### Stated exercise:
Restate the entries below verbatim.

### Data for the task:

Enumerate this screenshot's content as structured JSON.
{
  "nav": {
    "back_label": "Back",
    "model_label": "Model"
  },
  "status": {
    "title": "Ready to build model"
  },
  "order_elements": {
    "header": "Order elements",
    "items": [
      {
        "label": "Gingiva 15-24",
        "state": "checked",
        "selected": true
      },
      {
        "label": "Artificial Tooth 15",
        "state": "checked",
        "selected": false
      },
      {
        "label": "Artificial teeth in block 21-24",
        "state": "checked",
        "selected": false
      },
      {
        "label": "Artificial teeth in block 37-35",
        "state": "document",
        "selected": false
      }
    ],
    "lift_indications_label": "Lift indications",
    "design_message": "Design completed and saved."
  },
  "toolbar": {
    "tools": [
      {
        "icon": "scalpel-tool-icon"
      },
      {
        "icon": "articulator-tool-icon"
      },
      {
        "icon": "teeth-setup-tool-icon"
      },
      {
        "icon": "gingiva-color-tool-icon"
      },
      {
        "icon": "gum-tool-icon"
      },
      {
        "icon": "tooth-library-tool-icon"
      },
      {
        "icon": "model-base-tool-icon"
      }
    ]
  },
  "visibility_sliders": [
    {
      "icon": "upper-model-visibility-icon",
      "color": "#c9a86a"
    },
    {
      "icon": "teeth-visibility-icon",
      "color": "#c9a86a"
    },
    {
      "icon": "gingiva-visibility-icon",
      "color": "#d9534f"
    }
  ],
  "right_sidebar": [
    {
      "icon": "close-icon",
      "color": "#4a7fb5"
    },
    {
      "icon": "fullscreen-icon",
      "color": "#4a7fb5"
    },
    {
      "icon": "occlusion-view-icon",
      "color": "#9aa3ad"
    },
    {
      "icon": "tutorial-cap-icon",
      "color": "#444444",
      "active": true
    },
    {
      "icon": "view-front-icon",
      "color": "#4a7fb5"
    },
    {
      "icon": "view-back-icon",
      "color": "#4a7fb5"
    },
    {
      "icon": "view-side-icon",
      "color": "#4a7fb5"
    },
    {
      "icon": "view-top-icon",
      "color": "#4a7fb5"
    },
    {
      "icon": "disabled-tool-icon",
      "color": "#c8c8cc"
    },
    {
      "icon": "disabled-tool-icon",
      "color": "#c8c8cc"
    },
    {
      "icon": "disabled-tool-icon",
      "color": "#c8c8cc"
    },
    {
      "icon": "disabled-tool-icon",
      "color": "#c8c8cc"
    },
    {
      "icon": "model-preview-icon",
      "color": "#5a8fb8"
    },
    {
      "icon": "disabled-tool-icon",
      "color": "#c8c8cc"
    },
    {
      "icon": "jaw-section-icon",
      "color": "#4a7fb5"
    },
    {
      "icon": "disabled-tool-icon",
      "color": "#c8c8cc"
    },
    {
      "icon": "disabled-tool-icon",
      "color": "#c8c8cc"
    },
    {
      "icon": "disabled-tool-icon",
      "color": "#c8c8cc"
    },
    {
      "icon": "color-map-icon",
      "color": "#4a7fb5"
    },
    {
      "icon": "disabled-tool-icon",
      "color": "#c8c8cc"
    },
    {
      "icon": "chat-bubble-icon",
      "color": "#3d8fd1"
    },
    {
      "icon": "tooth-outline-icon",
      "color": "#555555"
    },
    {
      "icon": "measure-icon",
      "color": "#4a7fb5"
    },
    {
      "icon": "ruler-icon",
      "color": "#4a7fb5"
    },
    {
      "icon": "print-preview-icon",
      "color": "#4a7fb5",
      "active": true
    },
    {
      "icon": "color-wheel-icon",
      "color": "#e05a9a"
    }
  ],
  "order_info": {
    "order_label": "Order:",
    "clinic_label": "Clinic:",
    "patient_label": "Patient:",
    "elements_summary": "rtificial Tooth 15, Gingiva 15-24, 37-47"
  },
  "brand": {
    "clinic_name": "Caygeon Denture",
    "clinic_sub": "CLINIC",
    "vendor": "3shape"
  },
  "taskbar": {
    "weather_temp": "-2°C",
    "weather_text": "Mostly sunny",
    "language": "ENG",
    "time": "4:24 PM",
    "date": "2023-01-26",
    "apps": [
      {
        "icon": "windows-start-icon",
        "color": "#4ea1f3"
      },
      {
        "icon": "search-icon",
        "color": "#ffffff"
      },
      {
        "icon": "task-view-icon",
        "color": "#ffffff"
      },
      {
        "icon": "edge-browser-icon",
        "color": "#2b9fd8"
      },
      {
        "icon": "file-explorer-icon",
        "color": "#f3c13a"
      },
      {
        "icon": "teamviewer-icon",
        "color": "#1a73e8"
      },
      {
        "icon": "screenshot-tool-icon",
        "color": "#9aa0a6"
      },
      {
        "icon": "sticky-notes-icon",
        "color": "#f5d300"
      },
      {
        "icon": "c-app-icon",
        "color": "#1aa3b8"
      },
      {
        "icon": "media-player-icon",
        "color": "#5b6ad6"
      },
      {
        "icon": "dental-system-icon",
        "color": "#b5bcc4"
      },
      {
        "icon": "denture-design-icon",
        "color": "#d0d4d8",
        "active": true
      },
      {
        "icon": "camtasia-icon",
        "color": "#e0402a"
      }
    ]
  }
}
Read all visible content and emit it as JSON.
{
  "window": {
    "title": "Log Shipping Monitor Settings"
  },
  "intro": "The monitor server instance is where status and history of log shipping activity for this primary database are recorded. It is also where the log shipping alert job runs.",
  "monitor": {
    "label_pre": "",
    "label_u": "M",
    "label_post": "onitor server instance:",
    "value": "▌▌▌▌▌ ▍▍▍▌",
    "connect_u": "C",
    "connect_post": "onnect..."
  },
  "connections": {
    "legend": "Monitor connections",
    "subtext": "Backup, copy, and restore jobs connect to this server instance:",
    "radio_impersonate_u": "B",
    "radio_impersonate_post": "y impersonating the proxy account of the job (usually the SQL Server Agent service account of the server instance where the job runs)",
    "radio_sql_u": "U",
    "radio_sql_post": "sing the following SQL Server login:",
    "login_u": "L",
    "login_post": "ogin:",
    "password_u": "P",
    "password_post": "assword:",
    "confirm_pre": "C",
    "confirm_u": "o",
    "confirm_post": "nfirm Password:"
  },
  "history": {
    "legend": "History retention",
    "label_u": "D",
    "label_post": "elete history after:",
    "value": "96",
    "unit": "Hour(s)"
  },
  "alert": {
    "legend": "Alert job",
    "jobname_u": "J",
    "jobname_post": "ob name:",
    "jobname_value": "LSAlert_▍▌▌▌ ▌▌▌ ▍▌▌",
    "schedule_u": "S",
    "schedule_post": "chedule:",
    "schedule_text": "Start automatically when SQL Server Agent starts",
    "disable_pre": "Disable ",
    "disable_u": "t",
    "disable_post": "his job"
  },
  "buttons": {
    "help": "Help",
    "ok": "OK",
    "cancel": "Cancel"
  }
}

### Correct result:
Enumerate this screenshot's content as structured JSON.
{
  "nav": {
    "back_label": "Back",
    "model_label": "Model"
  },
  "status": {
    "title": "Ready to build model"
  },
  "order_elements": {
    "header": "Order elements",
    "items": [
      {
        "label": "Gingiva 15-24",
        "state": "checked",
        "selected": true
      },
      {
        "label": "Artificial Tooth 15",
        "state": "checked",
        "selected": false
      },
      {
        "label": "Artificial teeth in block 21-24",
        "state": "checked",
        "selected": false
      },
      {
        "label": "Artificial teeth in block 37-35",
        "state": "document",
        "selected": false
      }
    ],
    "lift_indications_label": "Lift indications",
    "design_message": "Design completed and saved."
  },
  "toolbar": {
    "tools": [
      {
        "icon": "scalpel-tool-icon"
      },
      {
        "icon": "articulator-tool-icon"
      },
      {
        "icon": "teeth-setup-tool-icon"
      },
      {
        "icon": "gingiva-color-tool-icon"
      },
      {
        "icon": "gum-tool-icon"
      },
      {
        "icon": "tooth-library-tool-icon"
      },
      {
        "icon": "model-base-tool-icon"
      }
    ]
  },
  "visibility_sliders": [
    {
      "icon": "upper-model-visibility-icon",
      "color": "#c9a86a"
    },
    {
      "icon": "teeth-visibility-icon",
      "color": "#c9a86a"
    },
    {
      "icon": "gingiva-visibility-icon",
      "color": "#d9534f"
    }
  ],
  "right_sidebar": [
    {
      "icon": "close-icon",
      "color": "#4a7fb5"
    },
    {
      "icon": "fullscreen-icon",
      "color": "#4a7fb5"
    },
    {
      "icon": "occlusion-view-icon",
      "color": "#9aa3ad"
    },
    {
      "icon": "tutorial-cap-icon",
      "color": "#444444",
      "active": true
    },
    {
      "icon": "view-front-icon",
      "color": "#4a7fb5"
    },
    {
      "icon": "view-back-icon",
      "color": "#4a7fb5"
    },
    {
      "icon": "view-side-icon",
      "color": "#4a7fb5"
    },
    {
      "icon": "view-top-icon",
      "color": "#4a7fb5"
    },
    {
      "icon": "disabled-tool-icon",
      "color": "#c8c8cc"
    },
    {
      "icon": "disabled-tool-icon",
      "color": "#c8c8cc"
    },
    {
      "icon": "disabled-tool-icon",
      "color": "#c8c8cc"
    },
    {
      "icon": "disabled-tool-icon",
      "color": "#c8c8cc"
    },
    {
      "icon": "model-preview-icon",
      "color": "#5a8fb8"
    },
    {
      "icon": "disabled-tool-icon",
      "color": "#c8c8cc"
    },
    {
      "icon": "jaw-section-icon",
      "color": "#4a7fb5"
    },
    {
      "icon": "disabled-tool-icon",
      "color": "#c8c8cc"
    },
    {
      "icon": "disabled-tool-icon",
      "color": "#c8c8cc"
    },
    {
      "icon": "disabled-tool-icon",
      "color": "#c8c8cc"
    },
    {
      "icon": "color-map-icon",
      "color": "#4a7fb5"
    },
    {
      "icon": "disabled-tool-icon",
      "color": "#c8c8cc"
    },
    {
      "icon": "chat-bubble-icon",
      "color": "#3d8fd1"
    },
    {
      "icon": "tooth-outline-icon",
      "color": "#555555"
    },
    {
      "icon": "measure-icon",
      "color": "#4a7fb5"
    },
    {
      "icon": "ruler-icon",
      "color": "#4a7fb5"
    },
    {
      "icon": "print-preview-icon",
      "color": "#4a7fb5",
      "active": true
    },
    {
      "icon": "color-wheel-icon",
      "color": "#e05a9a"
    }
  ],
  "order_info": {
    "order_label": "Order:",
    "clinic_label": "Clinic:",
    "patient_label": "Patient:",
    "elements_summary": "rtificial Tooth 15, Gingiva 15-24, 37-47"
  },
  "brand": {
    "clinic_name": "Caygeon Denture",
    "clinic_sub": "CLINIC",
    "vendor": "3shape"
  },
  "taskbar": {
    "weather_temp": "-2°C",
    "weather_text": "Mostly sunny",
    "language": "ENG",
    "time": "4:24 PM",
    "date": "2023-01-26",
    "apps": [
      {
        "icon": "windows-start-icon",
        "color": "#4ea1f3"
      },
      {
        "icon": "search-icon",
        "color": "#ffffff"
      },
      {
        "icon": "task-view-icon",
        "color": "#ffffff"
      },
      {
        "icon": "edge-browser-icon",
        "color": "#2b9fd8"
      },
      {
        "icon": "file-explorer-icon",
        "color": "#f3c13a"
      },
      {
        "icon": "teamviewer-icon",
        "color": "#1a73e8"
      },
      {
        "icon": "screenshot-tool-icon",
        "color": "#9aa0a6"
      },
      {
        "icon": "sticky-notes-icon",
        "color": "#f5d300"
      },
      {
        "icon": "c-app-icon",
        "color": "#1aa3b8"
      },
      {
        "icon": "media-player-icon",
        "color": "#5b6ad6"
      },
      {
        "icon": "dental-system-icon",
        "color": "#b5bcc4"
      },
      {
        "icon": "denture-design-icon",
        "color": "#d0d4d8",
        "active": true
      },
      {
        "icon": "camtasia-icon",
        "color": "#e0402a"
      }
    ]
  }
}
Read all visible content and emit it as JSON.
{
  "window": {
    "title": "Log Shipping Monitor Settings"
  },
  "intro": "The monitor server instance is where status and history of log shipping activity for this primary database are recorded. It is also where the log shipping alert job runs.",
  "monitor": {
    "label_pre": "",
    "label_u": "M",
    "label_post": "onitor server instance:",
    "value": "▌▌▌▌▌ ▍▍▍▌",
    "connect_u": "C",
    "connect_post": "onnect..."
  },
  "connections": {
    "legend": "Monitor connections",
    "subtext": "Backup, copy, and restore jobs connect to this server instance:",
    "radio_impersonate_u": "B",
    "radio_impersonate_post": "y impersonating the proxy account of the job (usually the SQL Server Agent service account of the server instance where the job runs)",
    "radio_sql_u": "U",
    "radio_sql_post": "sing the following SQL Server login:",
    "login_u": "L",
    "login_post": "ogin:",
    "password_u": "P",
    "password_post": "assword:",
    "confirm_pre": "C",
    "confirm_u": "o",
    "confirm_post": "nfirm Password:"
  },
  "history": {
    "legend": "History retention",
    "label_u": "D",
    "label_post": "elete history after:",
    "value": "96",
    "unit": "Hour(s)"
  },
  "alert": {
    "legend": "Alert job",
    "jobname_u": "J",
    "jobname_post": "ob name:",
    "jobname_value": "LSAlert_▍▌▌▌ ▌▌▌ ▍▌▌",
    "schedule_u": "S",
    "schedule_post": "chedule:",
    "schedule_text": "Start automatically when SQL Server Agent starts",
    "disable_pre": "Disable ",
    "disable_u": "t",
    "disable_post": "his job"
  },
  "buttons": {
    "help": "Help",
    "ok": "OK",
    "cancel": "Cancel"
  }
}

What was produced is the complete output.